• Job:
Look through the material below. Copy each line that contains the string "document".

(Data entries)

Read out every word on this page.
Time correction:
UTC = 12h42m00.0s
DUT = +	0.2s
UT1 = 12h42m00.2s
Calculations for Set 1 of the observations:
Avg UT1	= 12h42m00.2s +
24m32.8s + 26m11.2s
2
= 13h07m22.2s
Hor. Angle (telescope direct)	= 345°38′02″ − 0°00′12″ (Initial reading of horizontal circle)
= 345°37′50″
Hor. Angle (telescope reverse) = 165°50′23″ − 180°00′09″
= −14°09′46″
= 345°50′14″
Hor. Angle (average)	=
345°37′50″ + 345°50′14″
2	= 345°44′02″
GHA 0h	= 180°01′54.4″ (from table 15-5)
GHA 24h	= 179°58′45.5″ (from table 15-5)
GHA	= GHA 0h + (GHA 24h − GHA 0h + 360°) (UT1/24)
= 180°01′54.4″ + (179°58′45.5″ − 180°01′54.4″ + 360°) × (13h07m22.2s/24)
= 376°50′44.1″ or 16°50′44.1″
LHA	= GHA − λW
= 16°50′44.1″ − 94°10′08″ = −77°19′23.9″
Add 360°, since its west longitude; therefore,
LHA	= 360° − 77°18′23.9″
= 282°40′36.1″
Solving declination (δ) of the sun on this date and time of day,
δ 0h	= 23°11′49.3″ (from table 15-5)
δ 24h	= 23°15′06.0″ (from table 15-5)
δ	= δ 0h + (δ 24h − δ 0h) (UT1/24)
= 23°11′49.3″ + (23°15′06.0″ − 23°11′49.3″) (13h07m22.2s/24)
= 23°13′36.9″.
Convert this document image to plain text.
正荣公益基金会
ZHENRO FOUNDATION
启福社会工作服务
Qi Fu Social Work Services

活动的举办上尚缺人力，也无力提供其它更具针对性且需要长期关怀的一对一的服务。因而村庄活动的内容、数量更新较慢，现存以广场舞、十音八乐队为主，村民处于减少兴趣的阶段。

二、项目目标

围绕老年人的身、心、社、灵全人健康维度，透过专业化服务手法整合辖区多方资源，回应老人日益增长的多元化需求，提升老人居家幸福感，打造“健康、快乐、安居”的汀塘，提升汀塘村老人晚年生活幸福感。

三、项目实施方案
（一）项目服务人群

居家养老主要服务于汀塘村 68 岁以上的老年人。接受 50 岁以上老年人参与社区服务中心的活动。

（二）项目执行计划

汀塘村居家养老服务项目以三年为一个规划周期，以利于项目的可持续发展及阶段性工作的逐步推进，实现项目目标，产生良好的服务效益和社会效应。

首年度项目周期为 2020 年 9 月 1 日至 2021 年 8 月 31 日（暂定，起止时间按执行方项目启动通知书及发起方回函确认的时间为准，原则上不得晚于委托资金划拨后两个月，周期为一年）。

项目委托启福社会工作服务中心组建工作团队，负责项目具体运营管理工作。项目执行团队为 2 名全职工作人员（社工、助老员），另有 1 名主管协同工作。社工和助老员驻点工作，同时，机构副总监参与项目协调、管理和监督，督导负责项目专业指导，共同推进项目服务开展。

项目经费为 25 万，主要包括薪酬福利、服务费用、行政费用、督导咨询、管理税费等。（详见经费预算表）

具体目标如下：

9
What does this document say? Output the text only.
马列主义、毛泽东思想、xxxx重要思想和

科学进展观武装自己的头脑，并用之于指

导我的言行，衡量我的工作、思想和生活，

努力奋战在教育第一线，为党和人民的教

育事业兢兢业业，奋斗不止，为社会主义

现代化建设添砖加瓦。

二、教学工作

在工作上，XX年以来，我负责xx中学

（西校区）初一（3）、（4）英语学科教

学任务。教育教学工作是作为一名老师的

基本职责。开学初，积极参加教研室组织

• Written solution:
Convert this document image to plain text.
What does this document say? Output the text only.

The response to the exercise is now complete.